(Extracted data entries)
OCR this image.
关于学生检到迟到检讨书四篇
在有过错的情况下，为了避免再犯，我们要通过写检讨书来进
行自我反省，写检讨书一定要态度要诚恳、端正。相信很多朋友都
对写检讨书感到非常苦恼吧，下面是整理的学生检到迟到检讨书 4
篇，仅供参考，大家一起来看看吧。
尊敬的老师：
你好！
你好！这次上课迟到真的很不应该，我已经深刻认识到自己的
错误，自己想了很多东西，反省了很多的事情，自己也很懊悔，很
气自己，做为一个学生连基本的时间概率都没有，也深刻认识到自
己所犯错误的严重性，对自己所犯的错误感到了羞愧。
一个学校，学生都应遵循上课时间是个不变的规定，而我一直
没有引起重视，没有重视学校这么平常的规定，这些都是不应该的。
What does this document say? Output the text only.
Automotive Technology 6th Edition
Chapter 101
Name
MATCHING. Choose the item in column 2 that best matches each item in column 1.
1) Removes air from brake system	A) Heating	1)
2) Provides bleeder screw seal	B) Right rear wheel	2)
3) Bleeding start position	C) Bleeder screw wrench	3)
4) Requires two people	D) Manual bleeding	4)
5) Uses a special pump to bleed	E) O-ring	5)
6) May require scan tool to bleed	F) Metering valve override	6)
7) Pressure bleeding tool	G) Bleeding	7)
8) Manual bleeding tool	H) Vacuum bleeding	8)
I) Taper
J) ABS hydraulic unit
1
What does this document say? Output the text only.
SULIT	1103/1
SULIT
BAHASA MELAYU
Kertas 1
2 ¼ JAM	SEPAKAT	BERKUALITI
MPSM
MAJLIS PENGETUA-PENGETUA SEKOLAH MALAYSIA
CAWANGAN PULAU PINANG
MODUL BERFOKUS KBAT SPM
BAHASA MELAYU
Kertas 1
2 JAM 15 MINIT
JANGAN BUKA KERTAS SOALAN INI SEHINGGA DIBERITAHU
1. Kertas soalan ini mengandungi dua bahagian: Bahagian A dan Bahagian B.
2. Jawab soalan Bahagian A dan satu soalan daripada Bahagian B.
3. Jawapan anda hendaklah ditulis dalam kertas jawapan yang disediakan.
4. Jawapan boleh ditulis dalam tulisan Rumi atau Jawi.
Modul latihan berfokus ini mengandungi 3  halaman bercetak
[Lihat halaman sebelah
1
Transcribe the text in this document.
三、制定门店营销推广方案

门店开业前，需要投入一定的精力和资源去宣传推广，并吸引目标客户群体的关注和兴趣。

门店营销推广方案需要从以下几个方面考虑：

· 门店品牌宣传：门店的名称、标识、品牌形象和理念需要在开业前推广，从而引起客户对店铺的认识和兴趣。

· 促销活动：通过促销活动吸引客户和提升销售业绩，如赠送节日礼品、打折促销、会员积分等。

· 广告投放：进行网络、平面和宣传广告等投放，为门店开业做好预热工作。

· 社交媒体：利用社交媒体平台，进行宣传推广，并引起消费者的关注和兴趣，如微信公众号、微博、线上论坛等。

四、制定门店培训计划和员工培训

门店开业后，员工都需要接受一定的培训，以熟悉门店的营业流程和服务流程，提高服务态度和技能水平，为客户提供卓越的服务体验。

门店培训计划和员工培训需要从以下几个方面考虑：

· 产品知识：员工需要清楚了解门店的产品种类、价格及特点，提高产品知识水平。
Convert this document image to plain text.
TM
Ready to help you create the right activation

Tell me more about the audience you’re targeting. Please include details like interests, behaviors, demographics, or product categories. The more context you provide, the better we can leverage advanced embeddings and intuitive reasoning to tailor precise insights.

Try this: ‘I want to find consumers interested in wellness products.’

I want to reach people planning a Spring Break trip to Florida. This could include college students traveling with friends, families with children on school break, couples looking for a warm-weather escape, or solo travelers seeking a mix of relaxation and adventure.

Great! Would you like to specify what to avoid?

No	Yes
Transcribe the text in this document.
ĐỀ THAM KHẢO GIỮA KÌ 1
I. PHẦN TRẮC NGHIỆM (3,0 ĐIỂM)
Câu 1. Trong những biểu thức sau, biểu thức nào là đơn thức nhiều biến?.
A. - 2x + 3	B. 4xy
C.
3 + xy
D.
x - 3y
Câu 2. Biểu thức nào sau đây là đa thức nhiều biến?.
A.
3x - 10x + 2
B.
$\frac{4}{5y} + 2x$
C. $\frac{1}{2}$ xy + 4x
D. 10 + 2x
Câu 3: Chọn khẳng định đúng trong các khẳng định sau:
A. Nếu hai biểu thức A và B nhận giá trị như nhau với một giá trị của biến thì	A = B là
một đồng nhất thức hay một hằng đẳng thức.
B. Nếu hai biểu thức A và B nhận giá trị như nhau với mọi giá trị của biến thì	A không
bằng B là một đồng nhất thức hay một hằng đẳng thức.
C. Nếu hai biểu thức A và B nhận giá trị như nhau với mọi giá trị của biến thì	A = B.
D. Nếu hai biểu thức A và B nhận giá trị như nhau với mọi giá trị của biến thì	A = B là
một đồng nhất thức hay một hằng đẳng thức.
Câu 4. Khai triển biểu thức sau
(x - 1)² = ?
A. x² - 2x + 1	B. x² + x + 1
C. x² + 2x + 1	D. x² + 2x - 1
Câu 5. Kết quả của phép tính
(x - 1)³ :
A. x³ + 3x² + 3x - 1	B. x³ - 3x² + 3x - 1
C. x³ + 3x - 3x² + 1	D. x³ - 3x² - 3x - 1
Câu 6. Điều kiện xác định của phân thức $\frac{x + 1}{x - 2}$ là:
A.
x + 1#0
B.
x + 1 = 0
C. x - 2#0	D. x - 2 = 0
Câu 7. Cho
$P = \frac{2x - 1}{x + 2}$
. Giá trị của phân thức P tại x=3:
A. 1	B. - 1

◆ **Work to be completed**
Nothing should be left out: repeat all of the data exactly.

◆ **Right answer**
OCR this image.
关于学生检到迟到检讨书四篇
在有过错的情况下，为了避免再犯，我们要通过写检讨书来进
行自我反省，写检讨书一定要态度要诚恳、端正。相信很多朋友都
对写检讨书感到非常苦恼吧，下面是整理的学生检到迟到检讨书 4
篇，仅供参考，大家一起来看看吧。
尊敬的老师：
你好！
你好！这次上课迟到真的很不应该，我已经深刻认识到自己的
错误，自己想了很多东西，反省了很多的事情，自己也很懊悔，很
气自己，做为一个学生连基本的时间概率都没有，也深刻认识到自
己所犯错误的严重性，对自己所犯的错误感到了羞愧。
一个学校，学生都应遵循上课时间是个不变的规定，而我一直
没有引起重视，没有重视学校这么平常的规定，这些都是不应该的。
What does this document say? Output the text only.
Automotive Technology 6th Edition
Chapter 101
Name
MATCHING. Choose the item in column 2 that best matches each item in column 1.
1) Removes air from brake system	A) Heating	1)
2) Provides bleeder screw seal	B) Right rear wheel	2)
3) Bleeding start position	C) Bleeder screw wrench	3)
4) Requires two people	D) Manual bleeding	4)
5) Uses a special pump to bleed	E) O-ring	5)
6) May require scan tool to bleed	F) Metering valve override	6)
7) Pressure bleeding tool	G) Bleeding	7)
8) Manual bleeding tool	H) Vacuum bleeding	8)
I) Taper
J) ABS hydraulic unit
1
What does this document say? Output the text only.
SULIT	1103/1
SULIT
BAHASA MELAYU
Kertas 1
2 ¼ JAM	SEPAKAT	BERKUALITI
MPSM
MAJLIS PENGETUA-PENGETUA SEKOLAH MALAYSIA
CAWANGAN PULAU PINANG
MODUL BERFOKUS KBAT SPM
BAHASA MELAYU
Kertas 1
2 JAM 15 MINIT
JANGAN BUKA KERTAS SOALAN INI SEHINGGA DIBERITAHU
1. Kertas soalan ini mengandungi dua bahagian: Bahagian A dan Bahagian B.
2. Jawab soalan Bahagian A dan satu soalan daripada Bahagian B.
3. Jawapan anda hendaklah ditulis dalam kertas jawapan yang disediakan.
4. Jawapan boleh ditulis dalam tulisan Rumi atau Jawi.
Modul latihan berfokus ini mengandungi 3  halaman bercetak
[Lihat halaman sebelah
1
Transcribe the text in this document.
三、制定门店营销推广方案

门店开业前，需要投入一定的精力和资源去宣传推广，并吸引目标客户群体的关注和兴趣。

门店营销推广方案需要从以下几个方面考虑：

· 门店品牌宣传：门店的名称、标识、品牌形象和理念需要在开业前推广，从而引起客户对店铺的认识和兴趣。

· 促销活动：通过促销活动吸引客户和提升销售业绩，如赠送节日礼品、打折促销、会员积分等。

· 广告投放：进行网络、平面和宣传广告等投放，为门店开业做好预热工作。

· 社交媒体：利用社交媒体平台，进行宣传推广，并引起消费者的关注和兴趣，如微信公众号、微博、线上论坛等。

四、制定门店培训计划和员工培训

门店开业后，员工都需要接受一定的培训，以熟悉门店的营业流程和服务流程，提高服务态度和技能水平，为客户提供卓越的服务体验。

门店培训计划和员工培训需要从以下几个方面考虑：

· 产品知识：员工需要清楚了解门店的产品种类、价格及特点，提高产品知识水平。
Convert this document image to plain text.
TM
Ready to help you create the right activation

Tell me more about the audience you’re targeting. Please include details like interests, behaviors, demographics, or product categories. The more context you provide, the better we can leverage advanced embeddings and intuitive reasoning to tailor precise insights.

Try this: ‘I want to find consumers interested in wellness products.’

I want to reach people planning a Spring Break trip to Florida. This could include college students traveling with friends, families with children on school break, couples looking for a warm-weather escape, or solo travelers seeking a mix of relaxation and adventure.

Great! Would you like to specify what to avoid?

No	Yes
Transcribe the text in this document.
ĐỀ THAM KHẢO GIỮA KÌ 1
I. PHẦN TRẮC NGHIỆM (3,0 ĐIỂM)
Câu 1. Trong những biểu thức sau, biểu thức nào là đơn thức nhiều biến?.
A. - 2x + 3	B. 4xy
C.
3 + xy
D.
x - 3y
Câu 2. Biểu thức nào sau đây là đa thức nhiều biến?.
A.
3x - 10x + 2
B.
$\frac{4}{5y} + 2x$
C. $\frac{1}{2}$ xy + 4x
D. 10 + 2x
Câu 3: Chọn khẳng định đúng trong các khẳng định sau:
A. Nếu hai biểu thức A và B nhận giá trị như nhau với một giá trị của biến thì	A = B là
một đồng nhất thức hay một hằng đẳng thức.
B. Nếu hai biểu thức A và B nhận giá trị như nhau với mọi giá trị của biến thì	A không
bằng B là một đồng nhất thức hay một hằng đẳng thức.
C. Nếu hai biểu thức A và B nhận giá trị như nhau với mọi giá trị của biến thì	A = B.
D. Nếu hai biểu thức A và B nhận giá trị như nhau với mọi giá trị của biến thì	A = B là
một đồng nhất thức hay một hằng đẳng thức.
Câu 4. Khai triển biểu thức sau
(x - 1)² = ?
A. x² - 2x + 1	B. x² + x + 1
C. x² + 2x + 1	D. x² + 2x - 1
Câu 5. Kết quả của phép tính
(x - 1)³ :
A. x³ + 3x² + 3x - 1	B. x³ - 3x² + 3x - 1
C. x³ + 3x - 3x² + 1	D. x³ - 3x² - 3x - 1
Câu 6. Điều kiện xác định của phân thức $\frac{x + 1}{x - 2}$ là:
A.
x + 1#0
B.
x + 1 = 0
C. x - 2#0	D. x - 2 = 0
Câu 7. Cho
$P = \frac{2x - 1}{x + 2}$
. Giá trị của phân thức P tại x=3:
A. 1	B. - 1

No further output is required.